DATA ENTRIES:
• • • • • • •

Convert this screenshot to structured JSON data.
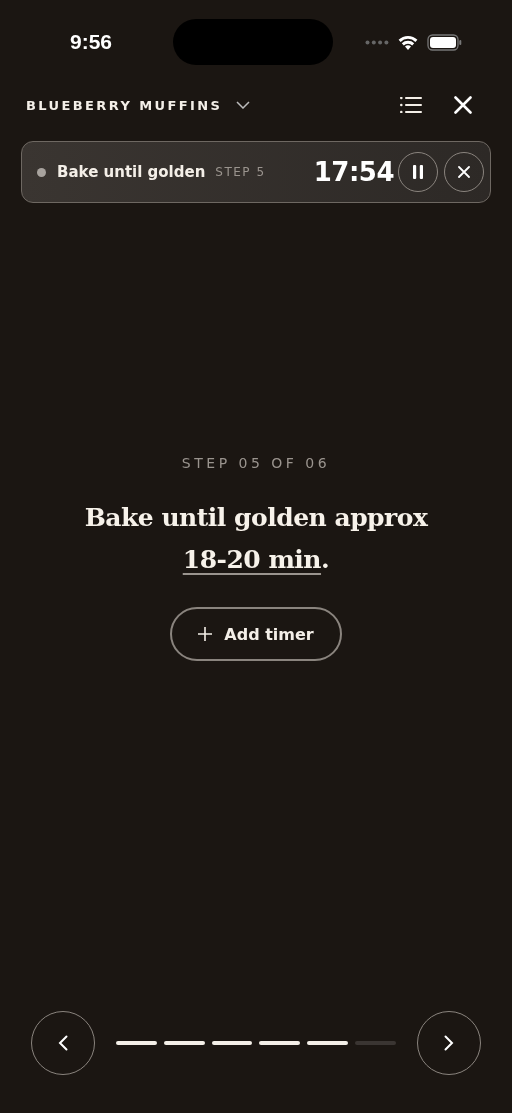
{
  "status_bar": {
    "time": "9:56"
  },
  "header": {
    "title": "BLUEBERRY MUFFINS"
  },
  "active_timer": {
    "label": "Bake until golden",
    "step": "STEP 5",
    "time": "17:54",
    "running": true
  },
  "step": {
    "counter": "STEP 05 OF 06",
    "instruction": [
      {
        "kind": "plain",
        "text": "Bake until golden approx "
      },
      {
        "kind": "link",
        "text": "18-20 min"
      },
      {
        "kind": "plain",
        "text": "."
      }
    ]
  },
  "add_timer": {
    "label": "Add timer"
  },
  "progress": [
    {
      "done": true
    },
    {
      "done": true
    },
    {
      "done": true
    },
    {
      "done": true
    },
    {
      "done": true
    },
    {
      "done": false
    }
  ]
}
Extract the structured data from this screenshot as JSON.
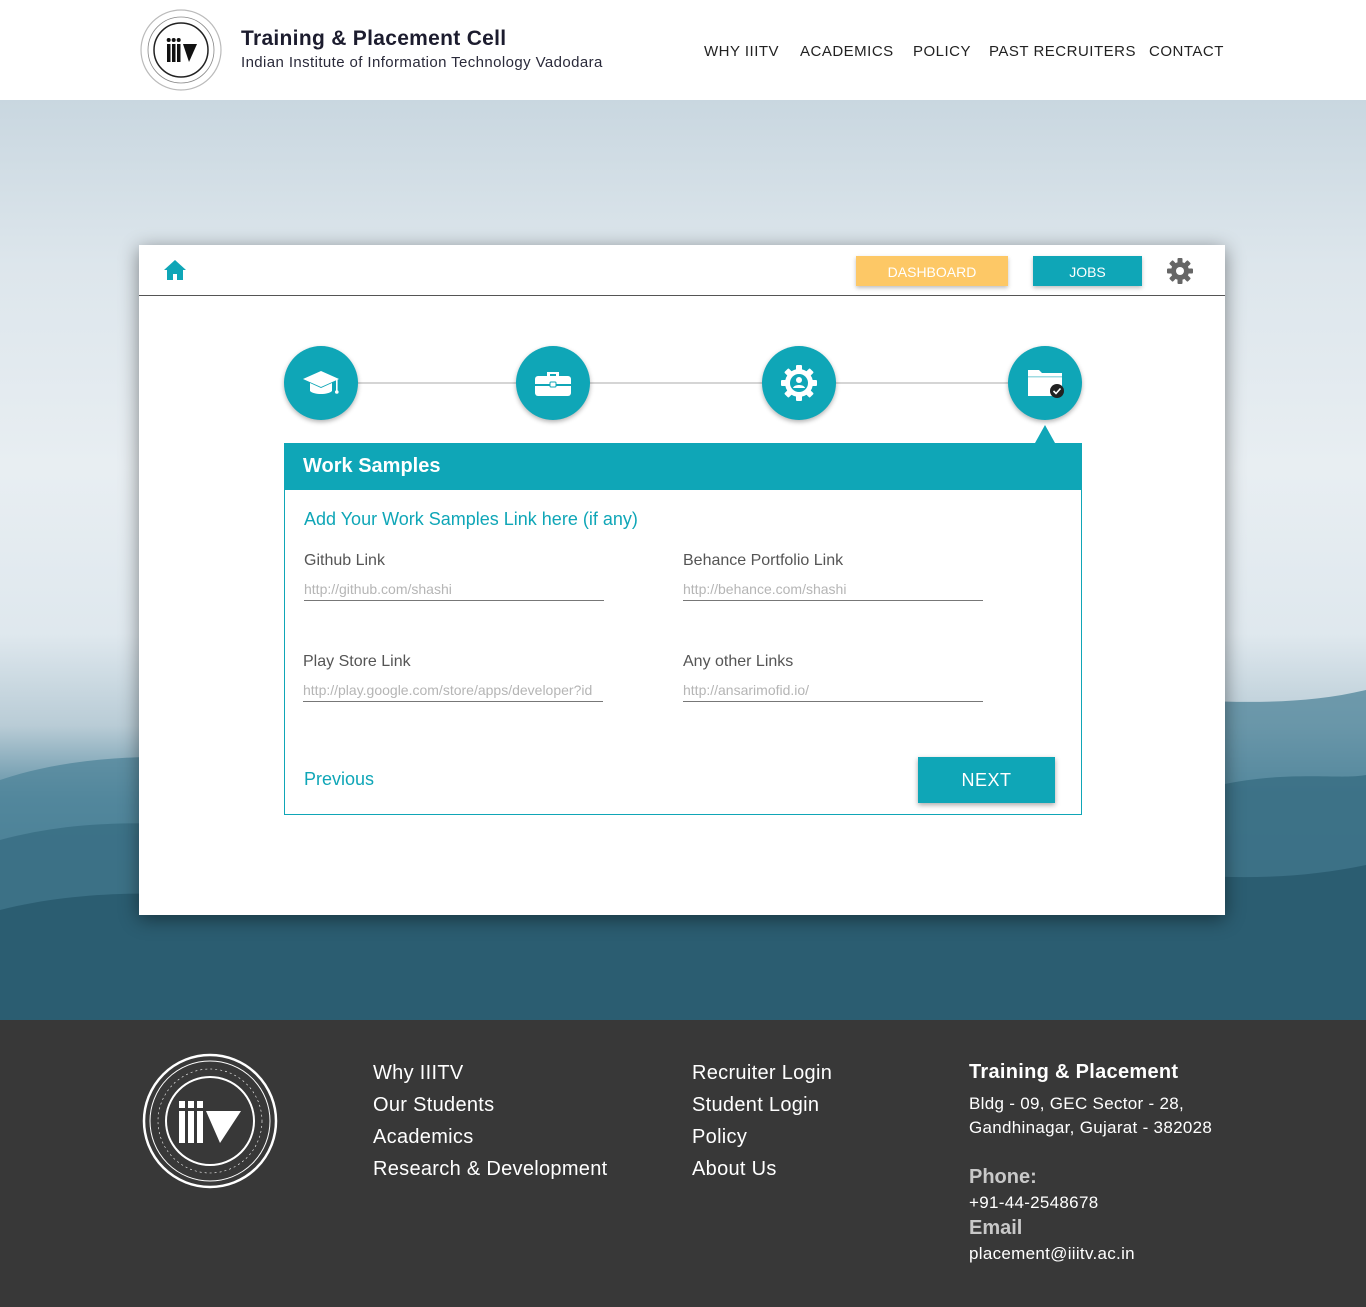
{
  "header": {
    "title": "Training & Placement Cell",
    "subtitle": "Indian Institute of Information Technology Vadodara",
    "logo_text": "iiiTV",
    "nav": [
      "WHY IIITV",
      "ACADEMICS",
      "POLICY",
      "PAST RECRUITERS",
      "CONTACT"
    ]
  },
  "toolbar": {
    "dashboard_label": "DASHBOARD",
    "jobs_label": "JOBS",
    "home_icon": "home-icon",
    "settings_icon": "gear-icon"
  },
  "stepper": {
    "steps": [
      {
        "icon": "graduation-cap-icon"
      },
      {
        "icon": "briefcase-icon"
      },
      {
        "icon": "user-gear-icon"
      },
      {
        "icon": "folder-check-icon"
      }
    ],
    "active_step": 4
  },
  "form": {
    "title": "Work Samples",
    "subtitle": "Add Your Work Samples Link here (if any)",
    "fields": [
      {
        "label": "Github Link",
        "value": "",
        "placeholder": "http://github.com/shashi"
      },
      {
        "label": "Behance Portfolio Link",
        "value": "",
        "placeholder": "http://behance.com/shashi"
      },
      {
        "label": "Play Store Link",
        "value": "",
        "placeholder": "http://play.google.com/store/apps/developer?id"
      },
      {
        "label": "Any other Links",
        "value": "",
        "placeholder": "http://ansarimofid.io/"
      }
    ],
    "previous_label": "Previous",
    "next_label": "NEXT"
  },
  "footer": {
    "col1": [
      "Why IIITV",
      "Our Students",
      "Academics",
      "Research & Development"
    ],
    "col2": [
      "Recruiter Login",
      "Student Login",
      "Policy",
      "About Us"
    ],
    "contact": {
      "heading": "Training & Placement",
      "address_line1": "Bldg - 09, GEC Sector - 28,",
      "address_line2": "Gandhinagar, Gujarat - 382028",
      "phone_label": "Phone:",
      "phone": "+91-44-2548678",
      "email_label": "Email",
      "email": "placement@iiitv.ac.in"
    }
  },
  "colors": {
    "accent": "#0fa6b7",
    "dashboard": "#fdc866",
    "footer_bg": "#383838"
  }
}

• • • • • • •

WHAT TO WORK ON:
What is the number of lines in the data above that include the word "shashi"? Answer with that number only.

FINAL ANSWER:
2